Quote each line of the material verbatim, without the pictures.

Records for this exercise ->
----------------------------------------

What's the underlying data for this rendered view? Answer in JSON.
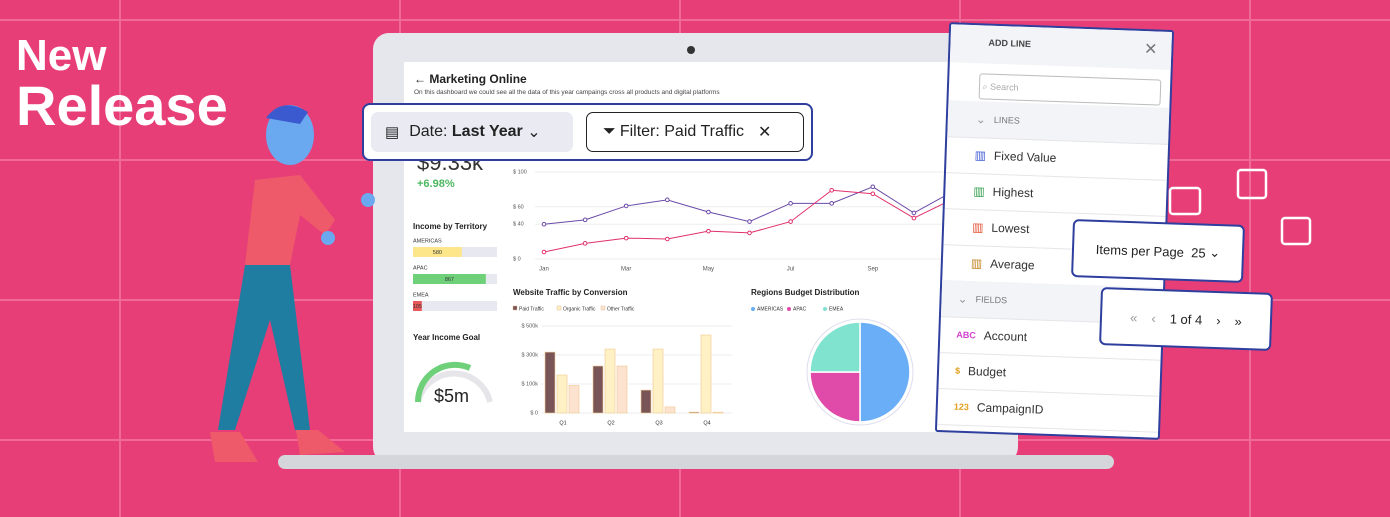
{
  "banner": {
    "line1": "New",
    "line2": "Release"
  },
  "dashboard": {
    "title": "Marketing Online",
    "subtitle": "On this dashboard we could see all the data of this year campaings cross all products and digital platforms",
    "kpi": "$9.33k",
    "kpi_change": "+6.98%"
  },
  "toolbar": {
    "date_label": "Date:",
    "date_value": "Last Year",
    "filter": "Filter: Paid Traffic"
  },
  "income_by_territory": {
    "title": "Income by Territory",
    "xlim": [
      0,
      1000
    ],
    "items": [
      {
        "name": "AMERICAS",
        "value": 580,
        "color": "#fde68a"
      },
      {
        "name": "APAC",
        "value": 867,
        "color": "#6fd07a"
      },
      {
        "name": "EMEA",
        "value": 105,
        "color": "#e85a5a"
      }
    ]
  },
  "year_income_goal": {
    "title": "Year Income Goal",
    "value": "$5m"
  },
  "line_chart": {
    "type": "line",
    "ylim": [
      0,
      100
    ],
    "yticks": [
      {
        "value": 100,
        "label": "$ 100"
      },
      {
        "value": 60,
        "label": "$ 60"
      },
      {
        "value": 40,
        "label": "$ 40"
      },
      {
        "value": 0,
        "label": "$ 0"
      }
    ],
    "x_labels": [
      "Jan",
      "Mar",
      "May",
      "Jul",
      "Sep"
    ],
    "series": [
      {
        "color": "#6a4aa8",
        "values": [
          40,
          45,
          61,
          68,
          54,
          43,
          64,
          64,
          83,
          53,
          79
        ]
      },
      {
        "color": "#e0306a",
        "values": [
          8,
          18,
          24,
          23,
          32,
          30,
          43,
          79,
          75,
          47,
          70
        ]
      }
    ]
  },
  "bar_chart": {
    "type": "bar",
    "title": "Website Traffic by Conversion",
    "categories": [
      "Q1",
      "Q2",
      "Q3",
      "Q4"
    ],
    "yticks": [
      {
        "value": 500,
        "label": "$ 500k"
      },
      {
        "value": 300,
        "label": "$ 300k"
      },
      {
        "value": 100,
        "label": "$ 100k"
      },
      {
        "value": 0,
        "label": "$ 0"
      }
    ],
    "series": [
      {
        "name": "Paid Traffic",
        "color": "#7a5558",
        "values": [
          320,
          224,
          79,
          3
        ]
      },
      {
        "name": "Organic Traffic",
        "color": "#fff1c4",
        "values": [
          162,
          341,
          341,
          438
        ]
      },
      {
        "name": "Other Traffic",
        "color": "#fde3cf",
        "values": [
          95,
          224,
          21,
          3
        ]
      }
    ]
  },
  "pie_chart": {
    "type": "pie",
    "title": "Regions Budget Distribution",
    "categories": [
      "AMERICAS",
      "APAC",
      "EMEA"
    ],
    "values": [
      50,
      25,
      25
    ],
    "colors": [
      "#6aaef8",
      "#e04aa8",
      "#7fe3d0"
    ]
  },
  "add_line_panel": {
    "title": "ADD LINE",
    "search": "Search",
    "lines_header": "LINES",
    "lines": [
      "Fixed Value",
      "Highest",
      "Lowest",
      "Average"
    ],
    "fields_header": "FIELDS",
    "fields": [
      {
        "icon": "ABC",
        "name": "Account"
      },
      {
        "icon": "$",
        "name": "Budget"
      },
      {
        "icon": "123",
        "name": "CampaignID"
      }
    ]
  },
  "items_per_page": {
    "label": "Items per Page",
    "value": "25"
  },
  "pager": {
    "text": "1 of 4"
  }
}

----------------------------------------

Task output ->
What's the underlying data for this rendered view? Answer in JSON.
{
  "banner": {
    "line1": "New",
    "line2": "Release"
  },
  "dashboard": {
    "title": "Marketing Online",
    "subtitle": "On this dashboard we could see all the data of this year campaings cross all products and digital platforms",
    "kpi": "$9.33k",
    "kpi_change": "+6.98%"
  },
  "toolbar": {
    "date_label": "Date:",
    "date_value": "Last Year",
    "filter": "Filter: Paid Traffic"
  },
  "income_by_territory": {
    "title": "Income by Territory",
    "xlim": [
      0,
      1000
    ],
    "items": [
      {
        "name": "AMERICAS",
        "value": 580,
        "color": "#fde68a"
      },
      {
        "name": "APAC",
        "value": 867,
        "color": "#6fd07a"
      },
      {
        "name": "EMEA",
        "value": 105,
        "color": "#e85a5a"
      }
    ]
  },
  "year_income_goal": {
    "title": "Year Income Goal",
    "value": "$5m"
  },
  "line_chart": {
    "type": "line",
    "ylim": [
      0,
      100
    ],
    "yticks": [
      {
        "value": 100,
        "label": "$ 100"
      },
      {
        "value": 60,
        "label": "$ 60"
      },
      {
        "value": 40,
        "label": "$ 40"
      },
      {
        "value": 0,
        "label": "$ 0"
      }
    ],
    "x_labels": [
      "Jan",
      "Mar",
      "May",
      "Jul",
      "Sep"
    ],
    "series": [
      {
        "color": "#6a4aa8",
        "values": [
          40,
          45,
          61,
          68,
          54,
          43,
          64,
          64,
          83,
          53,
          79
        ]
      },
      {
        "color": "#e0306a",
        "values": [
          8,
          18,
          24,
          23,
          32,
          30,
          43,
          79,
          75,
          47,
          70
        ]
      }
    ]
  },
  "bar_chart": {
    "type": "bar",
    "title": "Website Traffic by Conversion",
    "categories": [
      "Q1",
      "Q2",
      "Q3",
      "Q4"
    ],
    "yticks": [
      {
        "value": 500,
        "label": "$ 500k"
      },
      {
        "value": 300,
        "label": "$ 300k"
      },
      {
        "value": 100,
        "label": "$ 100k"
      },
      {
        "value": 0,
        "label": "$ 0"
      }
    ],
    "series": [
      {
        "name": "Paid Traffic",
        "color": "#7a5558",
        "values": [
          320,
          224,
          79,
          3
        ]
      },
      {
        "name": "Organic Traffic",
        "color": "#fff1c4",
        "values": [
          162,
          341,
          341,
          438
        ]
      },
      {
        "name": "Other Traffic",
        "color": "#fde3cf",
        "values": [
          95,
          224,
          21,
          3
        ]
      }
    ]
  },
  "pie_chart": {
    "type": "pie",
    "title": "Regions Budget Distribution",
    "categories": [
      "AMERICAS",
      "APAC",
      "EMEA"
    ],
    "values": [
      50,
      25,
      25
    ],
    "colors": [
      "#6aaef8",
      "#e04aa8",
      "#7fe3d0"
    ]
  },
  "add_line_panel": {
    "title": "ADD LINE",
    "search": "Search",
    "lines_header": "LINES",
    "lines": [
      "Fixed Value",
      "Highest",
      "Lowest",
      "Average"
    ],
    "fields_header": "FIELDS",
    "fields": [
      {
        "icon": "ABC",
        "name": "Account"
      },
      {
        "icon": "$",
        "name": "Budget"
      },
      {
        "icon": "123",
        "name": "CampaignID"
      }
    ]
  },
  "items_per_page": {
    "label": "Items per Page",
    "value": "25"
  },
  "pager": {
    "text": "1 of 4"
  }
}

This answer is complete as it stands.